» **What you will do**: Search the listing for the string "Time" and copy every line that contains it.

===== Provided records

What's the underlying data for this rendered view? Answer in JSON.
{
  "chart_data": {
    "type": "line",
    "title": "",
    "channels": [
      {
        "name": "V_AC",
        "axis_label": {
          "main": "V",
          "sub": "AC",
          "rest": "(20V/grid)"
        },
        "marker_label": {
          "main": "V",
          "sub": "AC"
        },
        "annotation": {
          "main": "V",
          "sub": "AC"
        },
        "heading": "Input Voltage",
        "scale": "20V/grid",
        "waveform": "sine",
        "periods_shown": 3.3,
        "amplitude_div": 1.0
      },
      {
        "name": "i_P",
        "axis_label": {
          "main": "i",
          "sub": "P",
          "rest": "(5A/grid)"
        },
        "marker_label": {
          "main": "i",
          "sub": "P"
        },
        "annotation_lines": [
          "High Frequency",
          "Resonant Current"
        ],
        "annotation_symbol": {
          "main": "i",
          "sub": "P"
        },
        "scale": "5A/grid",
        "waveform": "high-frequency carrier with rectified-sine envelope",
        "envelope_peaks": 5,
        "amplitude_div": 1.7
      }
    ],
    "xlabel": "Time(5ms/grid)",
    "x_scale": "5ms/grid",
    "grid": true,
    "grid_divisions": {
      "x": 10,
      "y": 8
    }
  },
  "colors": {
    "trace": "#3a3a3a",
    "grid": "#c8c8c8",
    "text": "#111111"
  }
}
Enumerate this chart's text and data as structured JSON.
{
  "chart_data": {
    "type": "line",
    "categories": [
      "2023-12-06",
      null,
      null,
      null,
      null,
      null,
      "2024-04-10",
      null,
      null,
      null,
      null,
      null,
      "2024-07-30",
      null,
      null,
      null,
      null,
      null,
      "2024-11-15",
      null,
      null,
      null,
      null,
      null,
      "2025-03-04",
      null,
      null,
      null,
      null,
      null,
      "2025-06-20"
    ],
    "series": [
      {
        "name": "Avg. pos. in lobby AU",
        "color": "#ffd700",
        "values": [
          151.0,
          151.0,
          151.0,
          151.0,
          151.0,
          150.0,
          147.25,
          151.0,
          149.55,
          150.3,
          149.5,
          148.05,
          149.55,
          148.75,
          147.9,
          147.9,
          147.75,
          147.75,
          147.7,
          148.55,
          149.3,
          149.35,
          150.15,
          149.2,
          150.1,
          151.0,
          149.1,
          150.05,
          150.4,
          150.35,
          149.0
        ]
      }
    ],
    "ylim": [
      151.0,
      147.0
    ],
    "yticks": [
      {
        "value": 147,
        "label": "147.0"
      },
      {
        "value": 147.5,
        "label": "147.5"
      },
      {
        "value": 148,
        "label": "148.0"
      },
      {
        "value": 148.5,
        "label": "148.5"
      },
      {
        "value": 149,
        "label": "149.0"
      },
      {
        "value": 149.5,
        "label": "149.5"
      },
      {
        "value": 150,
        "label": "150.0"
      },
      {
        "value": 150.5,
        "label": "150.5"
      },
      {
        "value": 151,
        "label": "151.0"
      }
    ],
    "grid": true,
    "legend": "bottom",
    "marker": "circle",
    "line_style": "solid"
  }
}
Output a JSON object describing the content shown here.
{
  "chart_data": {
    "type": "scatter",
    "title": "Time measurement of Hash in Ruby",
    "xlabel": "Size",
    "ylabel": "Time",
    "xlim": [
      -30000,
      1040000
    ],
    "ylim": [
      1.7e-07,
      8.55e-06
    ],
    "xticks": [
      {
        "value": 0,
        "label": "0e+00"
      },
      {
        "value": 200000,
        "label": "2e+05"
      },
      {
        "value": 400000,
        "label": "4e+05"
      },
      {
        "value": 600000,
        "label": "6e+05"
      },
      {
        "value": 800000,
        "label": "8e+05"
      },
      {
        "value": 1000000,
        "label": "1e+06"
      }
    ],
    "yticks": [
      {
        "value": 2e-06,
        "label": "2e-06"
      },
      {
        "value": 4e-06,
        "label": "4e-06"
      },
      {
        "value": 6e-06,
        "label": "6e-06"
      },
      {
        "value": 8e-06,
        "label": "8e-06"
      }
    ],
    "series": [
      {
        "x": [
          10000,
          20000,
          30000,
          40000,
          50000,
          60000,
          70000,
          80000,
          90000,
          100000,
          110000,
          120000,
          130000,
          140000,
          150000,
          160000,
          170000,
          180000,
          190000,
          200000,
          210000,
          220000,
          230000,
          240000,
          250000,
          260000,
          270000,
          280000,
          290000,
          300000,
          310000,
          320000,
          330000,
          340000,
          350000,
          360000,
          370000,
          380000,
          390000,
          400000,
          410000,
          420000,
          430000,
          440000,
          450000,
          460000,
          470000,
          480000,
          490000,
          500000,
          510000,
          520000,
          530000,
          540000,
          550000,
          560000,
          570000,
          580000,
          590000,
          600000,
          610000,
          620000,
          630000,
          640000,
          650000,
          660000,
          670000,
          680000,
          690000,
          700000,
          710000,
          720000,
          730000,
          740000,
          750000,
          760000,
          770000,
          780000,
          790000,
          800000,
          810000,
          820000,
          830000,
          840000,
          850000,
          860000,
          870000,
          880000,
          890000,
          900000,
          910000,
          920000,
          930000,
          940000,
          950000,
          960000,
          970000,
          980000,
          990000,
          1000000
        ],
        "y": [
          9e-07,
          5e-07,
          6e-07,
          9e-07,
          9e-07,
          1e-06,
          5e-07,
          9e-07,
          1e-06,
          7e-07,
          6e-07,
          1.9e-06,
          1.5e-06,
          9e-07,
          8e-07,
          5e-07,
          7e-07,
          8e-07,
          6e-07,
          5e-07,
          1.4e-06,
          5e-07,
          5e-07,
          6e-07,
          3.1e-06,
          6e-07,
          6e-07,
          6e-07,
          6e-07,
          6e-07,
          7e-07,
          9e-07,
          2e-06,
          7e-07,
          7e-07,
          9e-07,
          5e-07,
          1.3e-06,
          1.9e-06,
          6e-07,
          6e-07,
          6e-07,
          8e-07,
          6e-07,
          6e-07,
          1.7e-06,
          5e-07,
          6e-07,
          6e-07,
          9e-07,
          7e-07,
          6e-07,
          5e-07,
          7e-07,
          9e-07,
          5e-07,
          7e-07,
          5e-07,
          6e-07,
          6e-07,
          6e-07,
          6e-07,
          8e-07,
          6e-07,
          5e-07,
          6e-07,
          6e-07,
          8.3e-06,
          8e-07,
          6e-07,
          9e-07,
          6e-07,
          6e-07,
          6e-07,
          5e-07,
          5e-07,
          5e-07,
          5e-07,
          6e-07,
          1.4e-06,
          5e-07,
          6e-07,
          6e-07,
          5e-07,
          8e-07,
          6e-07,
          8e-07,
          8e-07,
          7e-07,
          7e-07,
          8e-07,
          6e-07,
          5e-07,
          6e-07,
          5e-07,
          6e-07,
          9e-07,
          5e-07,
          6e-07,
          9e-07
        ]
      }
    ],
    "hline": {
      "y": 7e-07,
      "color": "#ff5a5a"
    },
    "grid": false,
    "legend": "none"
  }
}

==========

» **Correct result**:
    "xlabel": "Time(5ms/grid)",
    "title": "Time measurement of Hash in Ruby",
    "ylabel": "Time",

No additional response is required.